[Some records]
------------------------------------------------------------------------
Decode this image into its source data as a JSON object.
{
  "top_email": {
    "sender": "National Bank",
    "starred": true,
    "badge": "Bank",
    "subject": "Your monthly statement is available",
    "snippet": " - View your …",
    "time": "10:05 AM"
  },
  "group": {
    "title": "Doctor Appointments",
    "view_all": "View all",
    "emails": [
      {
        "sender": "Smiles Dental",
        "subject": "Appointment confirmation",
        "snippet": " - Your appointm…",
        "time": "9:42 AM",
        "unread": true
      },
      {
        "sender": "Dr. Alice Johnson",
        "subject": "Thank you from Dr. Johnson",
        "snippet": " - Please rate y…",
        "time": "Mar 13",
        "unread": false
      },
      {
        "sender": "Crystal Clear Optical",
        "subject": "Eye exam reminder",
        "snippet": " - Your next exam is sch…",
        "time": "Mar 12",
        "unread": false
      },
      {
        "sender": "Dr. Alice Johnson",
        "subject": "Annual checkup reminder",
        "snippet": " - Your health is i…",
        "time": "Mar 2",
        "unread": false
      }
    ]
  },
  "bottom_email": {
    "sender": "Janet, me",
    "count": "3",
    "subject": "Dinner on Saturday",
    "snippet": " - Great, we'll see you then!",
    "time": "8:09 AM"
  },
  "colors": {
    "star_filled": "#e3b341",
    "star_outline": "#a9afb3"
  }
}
------------------------------------------------------------------------
Find how many lines of the listing include the string "subject" and give that number, nothing else.

6